**EXERCISE DIRECTIONS**
In the records that follow, show each line where the word "万千米每秒" is present.

Collection entries:
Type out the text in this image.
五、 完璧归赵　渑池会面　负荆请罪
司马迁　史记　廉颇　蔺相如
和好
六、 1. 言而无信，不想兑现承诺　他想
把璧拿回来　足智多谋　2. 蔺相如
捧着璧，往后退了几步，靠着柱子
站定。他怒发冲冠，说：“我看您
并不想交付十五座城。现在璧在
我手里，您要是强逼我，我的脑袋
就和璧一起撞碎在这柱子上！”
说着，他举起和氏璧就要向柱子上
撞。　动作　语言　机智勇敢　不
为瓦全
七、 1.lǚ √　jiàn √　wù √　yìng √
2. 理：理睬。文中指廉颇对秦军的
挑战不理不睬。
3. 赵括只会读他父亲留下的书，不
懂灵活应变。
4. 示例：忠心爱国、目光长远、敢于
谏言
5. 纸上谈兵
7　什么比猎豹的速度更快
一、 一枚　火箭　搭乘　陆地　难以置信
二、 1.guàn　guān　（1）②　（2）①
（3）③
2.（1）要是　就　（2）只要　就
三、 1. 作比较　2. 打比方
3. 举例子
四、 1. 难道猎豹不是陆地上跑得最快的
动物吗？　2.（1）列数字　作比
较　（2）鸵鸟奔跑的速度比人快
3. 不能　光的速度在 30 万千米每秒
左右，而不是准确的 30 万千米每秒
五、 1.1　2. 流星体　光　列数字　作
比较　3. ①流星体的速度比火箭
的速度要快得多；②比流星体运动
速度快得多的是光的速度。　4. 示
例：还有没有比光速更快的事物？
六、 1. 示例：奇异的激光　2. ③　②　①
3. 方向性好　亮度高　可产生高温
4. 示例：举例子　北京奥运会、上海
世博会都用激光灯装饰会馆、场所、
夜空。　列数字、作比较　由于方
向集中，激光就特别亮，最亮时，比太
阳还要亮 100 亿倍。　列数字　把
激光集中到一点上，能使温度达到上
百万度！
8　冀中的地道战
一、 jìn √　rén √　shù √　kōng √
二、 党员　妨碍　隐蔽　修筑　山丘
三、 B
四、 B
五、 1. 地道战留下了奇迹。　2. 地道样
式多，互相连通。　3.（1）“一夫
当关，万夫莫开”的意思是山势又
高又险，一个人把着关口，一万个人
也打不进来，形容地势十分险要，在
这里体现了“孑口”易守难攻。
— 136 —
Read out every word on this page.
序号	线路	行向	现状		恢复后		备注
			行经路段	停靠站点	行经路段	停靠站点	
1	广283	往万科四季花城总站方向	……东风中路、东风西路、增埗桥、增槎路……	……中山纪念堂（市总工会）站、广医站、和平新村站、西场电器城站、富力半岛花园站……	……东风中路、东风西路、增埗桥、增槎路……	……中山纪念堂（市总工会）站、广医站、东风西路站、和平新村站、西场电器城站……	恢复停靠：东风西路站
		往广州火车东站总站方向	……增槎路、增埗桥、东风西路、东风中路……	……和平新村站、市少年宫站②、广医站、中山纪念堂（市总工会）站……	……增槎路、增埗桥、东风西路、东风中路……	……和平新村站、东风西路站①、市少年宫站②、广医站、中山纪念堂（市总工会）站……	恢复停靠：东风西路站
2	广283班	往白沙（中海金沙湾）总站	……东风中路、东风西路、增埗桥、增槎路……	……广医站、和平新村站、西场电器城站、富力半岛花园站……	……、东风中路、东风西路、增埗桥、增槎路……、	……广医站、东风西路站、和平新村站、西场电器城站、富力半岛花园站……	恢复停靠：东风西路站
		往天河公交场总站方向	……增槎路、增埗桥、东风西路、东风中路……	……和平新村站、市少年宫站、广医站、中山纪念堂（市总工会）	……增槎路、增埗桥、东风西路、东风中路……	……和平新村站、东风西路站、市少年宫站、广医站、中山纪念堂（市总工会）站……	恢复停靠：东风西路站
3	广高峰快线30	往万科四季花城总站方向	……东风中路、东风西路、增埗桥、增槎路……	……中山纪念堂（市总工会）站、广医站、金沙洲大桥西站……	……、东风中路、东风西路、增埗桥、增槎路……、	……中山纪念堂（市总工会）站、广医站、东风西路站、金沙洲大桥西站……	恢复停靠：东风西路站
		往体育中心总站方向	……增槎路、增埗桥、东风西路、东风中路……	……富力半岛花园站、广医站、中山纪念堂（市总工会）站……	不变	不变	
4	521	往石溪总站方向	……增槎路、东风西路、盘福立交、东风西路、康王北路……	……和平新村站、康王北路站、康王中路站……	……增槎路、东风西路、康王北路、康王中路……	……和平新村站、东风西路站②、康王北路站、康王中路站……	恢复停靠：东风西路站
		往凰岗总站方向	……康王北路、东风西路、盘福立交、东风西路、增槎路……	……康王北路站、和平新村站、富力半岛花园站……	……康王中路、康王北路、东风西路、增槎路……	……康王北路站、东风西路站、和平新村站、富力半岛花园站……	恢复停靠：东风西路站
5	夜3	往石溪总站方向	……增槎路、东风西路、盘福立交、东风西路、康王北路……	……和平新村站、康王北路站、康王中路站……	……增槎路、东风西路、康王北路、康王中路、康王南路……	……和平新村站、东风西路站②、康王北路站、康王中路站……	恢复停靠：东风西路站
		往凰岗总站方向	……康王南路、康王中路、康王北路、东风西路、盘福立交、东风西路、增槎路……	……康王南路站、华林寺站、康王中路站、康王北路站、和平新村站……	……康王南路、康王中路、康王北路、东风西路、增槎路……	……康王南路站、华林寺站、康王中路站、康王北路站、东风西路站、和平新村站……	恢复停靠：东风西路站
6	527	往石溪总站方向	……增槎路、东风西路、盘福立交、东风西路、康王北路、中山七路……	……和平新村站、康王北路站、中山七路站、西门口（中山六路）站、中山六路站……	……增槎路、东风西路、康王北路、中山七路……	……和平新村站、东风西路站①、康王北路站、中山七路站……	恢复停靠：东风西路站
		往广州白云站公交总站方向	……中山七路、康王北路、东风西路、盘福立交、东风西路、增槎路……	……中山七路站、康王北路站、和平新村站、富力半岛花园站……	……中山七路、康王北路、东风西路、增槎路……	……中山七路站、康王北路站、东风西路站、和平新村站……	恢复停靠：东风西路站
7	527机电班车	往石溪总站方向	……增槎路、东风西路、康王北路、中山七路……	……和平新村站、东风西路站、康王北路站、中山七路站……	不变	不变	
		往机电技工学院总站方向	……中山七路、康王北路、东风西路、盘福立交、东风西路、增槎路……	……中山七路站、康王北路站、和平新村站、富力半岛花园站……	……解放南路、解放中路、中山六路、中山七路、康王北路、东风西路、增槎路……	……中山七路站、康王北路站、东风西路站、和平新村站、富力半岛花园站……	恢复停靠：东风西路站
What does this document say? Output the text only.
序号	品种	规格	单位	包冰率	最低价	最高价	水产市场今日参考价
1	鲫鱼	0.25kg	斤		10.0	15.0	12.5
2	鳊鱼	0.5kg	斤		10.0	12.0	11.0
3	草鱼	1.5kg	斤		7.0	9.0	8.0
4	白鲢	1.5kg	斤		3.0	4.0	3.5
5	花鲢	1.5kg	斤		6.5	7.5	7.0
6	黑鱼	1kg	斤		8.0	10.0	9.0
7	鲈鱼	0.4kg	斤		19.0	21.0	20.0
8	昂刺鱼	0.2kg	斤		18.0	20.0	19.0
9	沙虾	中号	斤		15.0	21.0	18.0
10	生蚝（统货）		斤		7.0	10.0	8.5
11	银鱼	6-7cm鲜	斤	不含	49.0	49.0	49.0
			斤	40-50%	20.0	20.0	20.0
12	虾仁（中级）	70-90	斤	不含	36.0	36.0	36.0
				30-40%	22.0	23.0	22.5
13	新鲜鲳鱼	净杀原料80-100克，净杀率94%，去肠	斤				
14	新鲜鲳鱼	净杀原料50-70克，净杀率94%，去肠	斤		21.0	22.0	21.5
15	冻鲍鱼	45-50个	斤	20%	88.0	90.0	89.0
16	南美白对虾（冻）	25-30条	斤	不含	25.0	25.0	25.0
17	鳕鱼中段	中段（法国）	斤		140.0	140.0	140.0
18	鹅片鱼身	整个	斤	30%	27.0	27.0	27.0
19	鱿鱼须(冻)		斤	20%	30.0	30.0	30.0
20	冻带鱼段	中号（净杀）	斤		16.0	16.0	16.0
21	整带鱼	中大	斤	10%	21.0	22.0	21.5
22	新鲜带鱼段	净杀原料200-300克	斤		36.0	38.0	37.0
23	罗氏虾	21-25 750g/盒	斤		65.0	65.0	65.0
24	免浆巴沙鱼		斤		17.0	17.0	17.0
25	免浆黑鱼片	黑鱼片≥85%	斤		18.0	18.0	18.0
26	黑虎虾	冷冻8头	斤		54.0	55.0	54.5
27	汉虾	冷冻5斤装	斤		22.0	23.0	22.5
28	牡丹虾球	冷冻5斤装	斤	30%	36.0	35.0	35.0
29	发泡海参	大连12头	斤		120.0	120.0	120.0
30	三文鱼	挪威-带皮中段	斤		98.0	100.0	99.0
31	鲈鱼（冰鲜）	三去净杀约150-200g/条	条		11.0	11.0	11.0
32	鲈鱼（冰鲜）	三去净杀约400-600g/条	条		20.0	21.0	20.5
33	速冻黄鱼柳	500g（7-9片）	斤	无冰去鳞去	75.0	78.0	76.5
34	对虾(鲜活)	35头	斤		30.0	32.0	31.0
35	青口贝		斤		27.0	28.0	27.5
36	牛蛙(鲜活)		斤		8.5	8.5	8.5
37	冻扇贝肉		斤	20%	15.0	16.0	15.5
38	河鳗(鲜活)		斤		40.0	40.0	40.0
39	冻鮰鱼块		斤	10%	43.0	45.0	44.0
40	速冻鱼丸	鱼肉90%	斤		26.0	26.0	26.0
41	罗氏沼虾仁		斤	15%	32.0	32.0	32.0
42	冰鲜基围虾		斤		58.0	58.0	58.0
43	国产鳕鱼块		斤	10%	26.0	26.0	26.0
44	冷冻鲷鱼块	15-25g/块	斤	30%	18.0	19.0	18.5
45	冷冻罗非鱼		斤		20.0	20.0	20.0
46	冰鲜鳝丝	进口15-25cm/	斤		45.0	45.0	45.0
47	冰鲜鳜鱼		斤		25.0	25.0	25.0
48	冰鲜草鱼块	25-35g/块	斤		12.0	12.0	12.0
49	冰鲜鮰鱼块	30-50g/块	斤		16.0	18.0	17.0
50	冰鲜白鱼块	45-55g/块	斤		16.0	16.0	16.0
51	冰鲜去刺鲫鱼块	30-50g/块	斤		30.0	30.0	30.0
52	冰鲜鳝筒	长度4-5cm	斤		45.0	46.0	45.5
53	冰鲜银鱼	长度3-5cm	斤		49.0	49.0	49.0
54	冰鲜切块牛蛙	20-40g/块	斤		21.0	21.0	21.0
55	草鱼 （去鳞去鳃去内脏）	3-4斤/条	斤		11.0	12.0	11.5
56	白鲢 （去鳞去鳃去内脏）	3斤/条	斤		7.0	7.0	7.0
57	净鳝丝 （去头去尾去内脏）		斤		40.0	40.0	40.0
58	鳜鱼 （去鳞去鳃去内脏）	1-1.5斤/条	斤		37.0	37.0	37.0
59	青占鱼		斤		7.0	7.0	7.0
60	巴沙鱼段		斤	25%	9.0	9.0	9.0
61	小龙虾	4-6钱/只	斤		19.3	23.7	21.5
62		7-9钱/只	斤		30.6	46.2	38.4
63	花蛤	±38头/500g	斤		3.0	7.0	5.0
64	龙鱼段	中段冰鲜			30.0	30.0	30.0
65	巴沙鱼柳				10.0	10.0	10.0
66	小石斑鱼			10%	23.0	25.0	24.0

**RESPONSE**
3. 不能　光的速度在 30 万千米每秒
左右，而不是准确的 30 万千米每秒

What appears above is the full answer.